| Goal |
Pick out each line in these entries that contains the string "calendar".

(Dataset excerpt)
* start *
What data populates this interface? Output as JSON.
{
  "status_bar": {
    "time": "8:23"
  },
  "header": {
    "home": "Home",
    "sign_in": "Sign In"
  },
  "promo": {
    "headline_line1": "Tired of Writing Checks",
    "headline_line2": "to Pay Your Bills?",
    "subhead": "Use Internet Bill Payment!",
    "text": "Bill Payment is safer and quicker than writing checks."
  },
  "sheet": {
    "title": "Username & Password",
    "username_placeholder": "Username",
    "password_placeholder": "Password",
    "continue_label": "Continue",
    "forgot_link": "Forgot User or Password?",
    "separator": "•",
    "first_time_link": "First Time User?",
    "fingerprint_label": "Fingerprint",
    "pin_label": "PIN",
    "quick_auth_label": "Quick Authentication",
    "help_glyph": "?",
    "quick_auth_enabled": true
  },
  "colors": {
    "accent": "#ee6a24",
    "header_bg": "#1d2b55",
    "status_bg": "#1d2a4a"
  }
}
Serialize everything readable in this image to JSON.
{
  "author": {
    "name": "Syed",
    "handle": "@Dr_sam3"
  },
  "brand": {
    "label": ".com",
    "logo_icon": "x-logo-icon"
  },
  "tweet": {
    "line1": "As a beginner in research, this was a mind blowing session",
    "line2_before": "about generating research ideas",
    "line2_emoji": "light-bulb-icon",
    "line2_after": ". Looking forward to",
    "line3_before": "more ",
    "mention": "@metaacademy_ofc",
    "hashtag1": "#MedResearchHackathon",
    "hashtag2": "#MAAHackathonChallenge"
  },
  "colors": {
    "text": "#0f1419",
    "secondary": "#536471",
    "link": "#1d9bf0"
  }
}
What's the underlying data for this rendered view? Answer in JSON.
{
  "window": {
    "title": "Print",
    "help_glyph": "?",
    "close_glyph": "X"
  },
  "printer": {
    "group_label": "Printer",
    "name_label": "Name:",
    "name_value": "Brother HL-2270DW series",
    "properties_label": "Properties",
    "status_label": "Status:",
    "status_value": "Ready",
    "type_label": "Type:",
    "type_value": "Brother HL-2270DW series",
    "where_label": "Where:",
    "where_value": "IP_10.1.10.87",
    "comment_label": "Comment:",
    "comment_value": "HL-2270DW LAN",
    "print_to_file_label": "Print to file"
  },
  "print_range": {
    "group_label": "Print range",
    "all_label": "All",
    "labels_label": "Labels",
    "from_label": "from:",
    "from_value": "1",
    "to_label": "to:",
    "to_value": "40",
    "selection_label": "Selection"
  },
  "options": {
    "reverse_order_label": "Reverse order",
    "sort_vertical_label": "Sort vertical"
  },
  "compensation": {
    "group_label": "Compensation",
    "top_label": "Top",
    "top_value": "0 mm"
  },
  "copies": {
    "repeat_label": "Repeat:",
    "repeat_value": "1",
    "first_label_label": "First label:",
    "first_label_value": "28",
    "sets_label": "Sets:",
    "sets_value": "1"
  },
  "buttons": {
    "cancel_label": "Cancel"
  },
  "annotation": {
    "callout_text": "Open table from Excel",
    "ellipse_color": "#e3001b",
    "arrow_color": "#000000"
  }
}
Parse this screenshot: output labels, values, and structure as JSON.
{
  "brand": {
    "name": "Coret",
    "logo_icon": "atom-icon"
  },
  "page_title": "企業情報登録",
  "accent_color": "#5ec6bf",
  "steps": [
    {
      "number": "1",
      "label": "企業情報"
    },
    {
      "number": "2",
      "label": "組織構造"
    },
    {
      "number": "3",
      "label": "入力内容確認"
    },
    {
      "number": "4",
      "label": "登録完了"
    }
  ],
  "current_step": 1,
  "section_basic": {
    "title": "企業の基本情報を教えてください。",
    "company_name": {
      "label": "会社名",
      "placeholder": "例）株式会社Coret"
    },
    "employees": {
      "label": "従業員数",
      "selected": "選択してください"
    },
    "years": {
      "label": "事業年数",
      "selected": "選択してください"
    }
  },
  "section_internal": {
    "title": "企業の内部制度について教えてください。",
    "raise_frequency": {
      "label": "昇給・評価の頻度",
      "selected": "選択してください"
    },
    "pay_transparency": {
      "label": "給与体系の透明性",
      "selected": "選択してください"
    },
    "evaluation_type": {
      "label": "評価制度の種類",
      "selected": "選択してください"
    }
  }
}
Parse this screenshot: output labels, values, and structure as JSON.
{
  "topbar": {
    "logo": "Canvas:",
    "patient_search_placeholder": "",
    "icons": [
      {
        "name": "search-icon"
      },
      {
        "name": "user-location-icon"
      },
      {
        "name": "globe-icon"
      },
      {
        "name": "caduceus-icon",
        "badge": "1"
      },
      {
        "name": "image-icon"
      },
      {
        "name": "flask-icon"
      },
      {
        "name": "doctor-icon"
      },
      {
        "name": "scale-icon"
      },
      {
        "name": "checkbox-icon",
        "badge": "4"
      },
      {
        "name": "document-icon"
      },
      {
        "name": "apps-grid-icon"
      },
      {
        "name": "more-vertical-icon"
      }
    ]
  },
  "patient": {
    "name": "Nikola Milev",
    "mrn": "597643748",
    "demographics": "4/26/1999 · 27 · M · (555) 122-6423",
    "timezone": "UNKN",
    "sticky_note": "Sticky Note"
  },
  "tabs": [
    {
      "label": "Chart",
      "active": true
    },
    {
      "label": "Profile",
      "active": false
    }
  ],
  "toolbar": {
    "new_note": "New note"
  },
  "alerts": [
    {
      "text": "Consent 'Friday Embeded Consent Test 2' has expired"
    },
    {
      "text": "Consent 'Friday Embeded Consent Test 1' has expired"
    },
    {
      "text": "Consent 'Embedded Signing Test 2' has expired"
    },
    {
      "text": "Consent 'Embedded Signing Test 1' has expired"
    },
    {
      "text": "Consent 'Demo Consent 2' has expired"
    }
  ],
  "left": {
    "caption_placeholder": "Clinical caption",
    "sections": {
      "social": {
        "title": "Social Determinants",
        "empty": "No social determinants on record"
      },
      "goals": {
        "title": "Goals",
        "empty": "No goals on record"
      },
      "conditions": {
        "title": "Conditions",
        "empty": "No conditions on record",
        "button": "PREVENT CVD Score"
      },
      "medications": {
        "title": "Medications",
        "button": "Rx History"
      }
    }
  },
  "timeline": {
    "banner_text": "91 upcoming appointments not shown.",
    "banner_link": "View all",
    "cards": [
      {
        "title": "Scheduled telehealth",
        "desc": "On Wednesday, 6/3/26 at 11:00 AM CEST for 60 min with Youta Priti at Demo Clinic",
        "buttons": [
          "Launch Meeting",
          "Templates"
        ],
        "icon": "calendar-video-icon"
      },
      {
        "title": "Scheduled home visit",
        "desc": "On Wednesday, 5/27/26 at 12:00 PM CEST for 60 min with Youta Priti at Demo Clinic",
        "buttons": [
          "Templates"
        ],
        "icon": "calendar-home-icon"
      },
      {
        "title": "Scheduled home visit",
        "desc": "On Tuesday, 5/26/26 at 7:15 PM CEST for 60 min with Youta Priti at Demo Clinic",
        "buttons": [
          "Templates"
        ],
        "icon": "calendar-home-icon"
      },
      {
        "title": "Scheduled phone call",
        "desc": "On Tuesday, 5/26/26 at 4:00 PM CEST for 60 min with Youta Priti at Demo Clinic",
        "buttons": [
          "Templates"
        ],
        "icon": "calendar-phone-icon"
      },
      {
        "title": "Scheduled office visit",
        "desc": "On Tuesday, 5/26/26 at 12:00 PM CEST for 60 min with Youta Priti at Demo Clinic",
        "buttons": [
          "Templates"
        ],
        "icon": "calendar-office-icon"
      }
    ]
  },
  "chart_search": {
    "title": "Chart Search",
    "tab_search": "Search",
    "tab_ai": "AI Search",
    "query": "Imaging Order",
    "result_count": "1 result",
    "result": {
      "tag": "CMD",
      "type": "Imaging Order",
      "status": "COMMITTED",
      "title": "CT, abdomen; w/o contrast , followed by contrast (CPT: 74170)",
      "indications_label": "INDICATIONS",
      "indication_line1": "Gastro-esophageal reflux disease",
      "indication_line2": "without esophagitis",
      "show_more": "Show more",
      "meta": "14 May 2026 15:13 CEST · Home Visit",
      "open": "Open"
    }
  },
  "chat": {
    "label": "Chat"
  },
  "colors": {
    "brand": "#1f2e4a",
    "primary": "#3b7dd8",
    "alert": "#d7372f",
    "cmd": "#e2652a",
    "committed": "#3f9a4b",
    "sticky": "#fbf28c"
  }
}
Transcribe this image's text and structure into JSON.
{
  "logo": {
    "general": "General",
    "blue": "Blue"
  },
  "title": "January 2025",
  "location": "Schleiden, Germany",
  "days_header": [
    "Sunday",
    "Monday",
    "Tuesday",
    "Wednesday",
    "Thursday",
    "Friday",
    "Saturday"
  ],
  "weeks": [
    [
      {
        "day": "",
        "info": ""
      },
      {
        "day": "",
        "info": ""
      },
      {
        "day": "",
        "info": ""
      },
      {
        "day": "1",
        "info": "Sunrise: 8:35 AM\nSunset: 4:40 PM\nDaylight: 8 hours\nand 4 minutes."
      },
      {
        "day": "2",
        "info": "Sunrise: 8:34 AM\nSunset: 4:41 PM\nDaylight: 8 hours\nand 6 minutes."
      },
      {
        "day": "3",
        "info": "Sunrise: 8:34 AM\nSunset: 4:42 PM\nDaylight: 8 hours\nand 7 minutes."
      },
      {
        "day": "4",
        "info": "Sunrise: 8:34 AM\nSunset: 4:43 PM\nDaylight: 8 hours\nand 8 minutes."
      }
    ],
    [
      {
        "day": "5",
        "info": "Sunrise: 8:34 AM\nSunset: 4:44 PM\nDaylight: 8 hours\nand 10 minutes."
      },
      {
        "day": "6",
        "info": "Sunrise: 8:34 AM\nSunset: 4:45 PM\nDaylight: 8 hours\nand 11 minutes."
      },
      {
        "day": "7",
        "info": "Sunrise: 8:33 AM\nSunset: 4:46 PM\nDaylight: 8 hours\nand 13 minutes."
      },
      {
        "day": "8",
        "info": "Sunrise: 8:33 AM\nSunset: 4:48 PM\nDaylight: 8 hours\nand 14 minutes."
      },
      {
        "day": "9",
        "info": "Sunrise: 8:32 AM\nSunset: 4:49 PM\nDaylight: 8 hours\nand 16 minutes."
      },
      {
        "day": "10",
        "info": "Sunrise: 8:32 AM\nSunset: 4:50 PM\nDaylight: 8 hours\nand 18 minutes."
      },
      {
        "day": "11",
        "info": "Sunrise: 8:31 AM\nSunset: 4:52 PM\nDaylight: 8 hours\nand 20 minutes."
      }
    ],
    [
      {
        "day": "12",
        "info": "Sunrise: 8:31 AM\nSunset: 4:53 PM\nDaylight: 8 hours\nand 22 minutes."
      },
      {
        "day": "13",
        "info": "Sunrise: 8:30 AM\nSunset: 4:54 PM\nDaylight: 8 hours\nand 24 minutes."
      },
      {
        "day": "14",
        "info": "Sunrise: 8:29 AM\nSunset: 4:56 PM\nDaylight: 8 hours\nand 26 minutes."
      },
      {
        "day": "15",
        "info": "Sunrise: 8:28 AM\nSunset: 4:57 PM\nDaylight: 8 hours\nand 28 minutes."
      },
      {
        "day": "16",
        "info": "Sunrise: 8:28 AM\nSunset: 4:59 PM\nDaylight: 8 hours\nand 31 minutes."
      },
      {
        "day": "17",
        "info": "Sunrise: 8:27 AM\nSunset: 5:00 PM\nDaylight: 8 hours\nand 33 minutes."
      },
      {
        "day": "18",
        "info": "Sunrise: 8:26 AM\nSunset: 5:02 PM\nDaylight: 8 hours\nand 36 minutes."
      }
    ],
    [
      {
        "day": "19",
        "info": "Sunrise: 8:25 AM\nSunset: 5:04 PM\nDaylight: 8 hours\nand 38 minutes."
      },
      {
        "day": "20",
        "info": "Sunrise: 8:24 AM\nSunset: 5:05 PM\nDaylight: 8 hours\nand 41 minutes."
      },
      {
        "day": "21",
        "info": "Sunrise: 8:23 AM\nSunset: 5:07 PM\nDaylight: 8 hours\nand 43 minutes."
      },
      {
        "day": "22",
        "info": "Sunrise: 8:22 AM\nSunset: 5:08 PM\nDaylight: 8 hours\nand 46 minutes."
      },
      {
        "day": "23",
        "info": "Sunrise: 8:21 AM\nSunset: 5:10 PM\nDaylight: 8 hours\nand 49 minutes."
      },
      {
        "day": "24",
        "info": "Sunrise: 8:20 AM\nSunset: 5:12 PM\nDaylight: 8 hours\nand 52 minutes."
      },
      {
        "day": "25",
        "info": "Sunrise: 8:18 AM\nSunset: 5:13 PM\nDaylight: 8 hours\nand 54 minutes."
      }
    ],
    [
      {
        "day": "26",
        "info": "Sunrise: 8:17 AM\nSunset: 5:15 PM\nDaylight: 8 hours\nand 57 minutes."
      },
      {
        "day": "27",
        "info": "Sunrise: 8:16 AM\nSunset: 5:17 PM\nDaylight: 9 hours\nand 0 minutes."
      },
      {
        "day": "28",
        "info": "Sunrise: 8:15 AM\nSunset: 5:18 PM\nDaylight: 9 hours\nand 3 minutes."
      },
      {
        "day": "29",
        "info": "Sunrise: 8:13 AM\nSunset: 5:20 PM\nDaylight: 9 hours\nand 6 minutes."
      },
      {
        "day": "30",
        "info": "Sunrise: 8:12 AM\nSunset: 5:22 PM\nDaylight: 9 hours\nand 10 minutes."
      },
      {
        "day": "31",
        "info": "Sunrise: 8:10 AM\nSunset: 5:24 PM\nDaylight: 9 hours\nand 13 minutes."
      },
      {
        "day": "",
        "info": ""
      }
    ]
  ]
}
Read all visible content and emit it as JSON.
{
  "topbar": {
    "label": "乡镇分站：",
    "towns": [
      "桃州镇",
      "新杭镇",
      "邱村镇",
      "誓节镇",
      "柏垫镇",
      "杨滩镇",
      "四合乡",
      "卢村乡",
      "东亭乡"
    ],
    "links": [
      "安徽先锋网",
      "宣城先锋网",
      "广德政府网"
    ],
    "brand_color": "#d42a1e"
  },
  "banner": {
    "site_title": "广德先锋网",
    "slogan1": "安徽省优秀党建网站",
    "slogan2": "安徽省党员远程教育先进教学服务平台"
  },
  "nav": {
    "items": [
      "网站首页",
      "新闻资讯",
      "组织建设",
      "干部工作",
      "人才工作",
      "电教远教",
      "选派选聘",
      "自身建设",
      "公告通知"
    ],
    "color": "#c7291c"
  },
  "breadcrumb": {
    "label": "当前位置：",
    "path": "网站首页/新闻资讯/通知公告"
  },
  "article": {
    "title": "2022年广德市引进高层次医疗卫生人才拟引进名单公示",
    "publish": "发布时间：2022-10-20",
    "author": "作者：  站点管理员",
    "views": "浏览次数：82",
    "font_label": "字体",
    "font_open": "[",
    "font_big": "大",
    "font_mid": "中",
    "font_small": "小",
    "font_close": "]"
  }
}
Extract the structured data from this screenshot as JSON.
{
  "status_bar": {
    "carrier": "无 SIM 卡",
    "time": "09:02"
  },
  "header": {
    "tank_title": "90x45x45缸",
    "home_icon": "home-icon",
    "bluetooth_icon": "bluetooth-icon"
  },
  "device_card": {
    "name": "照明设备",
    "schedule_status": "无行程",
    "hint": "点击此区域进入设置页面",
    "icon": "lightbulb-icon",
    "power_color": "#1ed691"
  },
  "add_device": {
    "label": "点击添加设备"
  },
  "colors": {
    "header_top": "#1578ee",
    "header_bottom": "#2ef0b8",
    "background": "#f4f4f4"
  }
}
* end *
| Expected answer |
        "icon": "calendar-video-icon"
        "icon": "calendar-home-icon"
        "icon": "calendar-home-icon"
        "icon": "calendar-phone-icon"
        "icon": "calendar-office-icon"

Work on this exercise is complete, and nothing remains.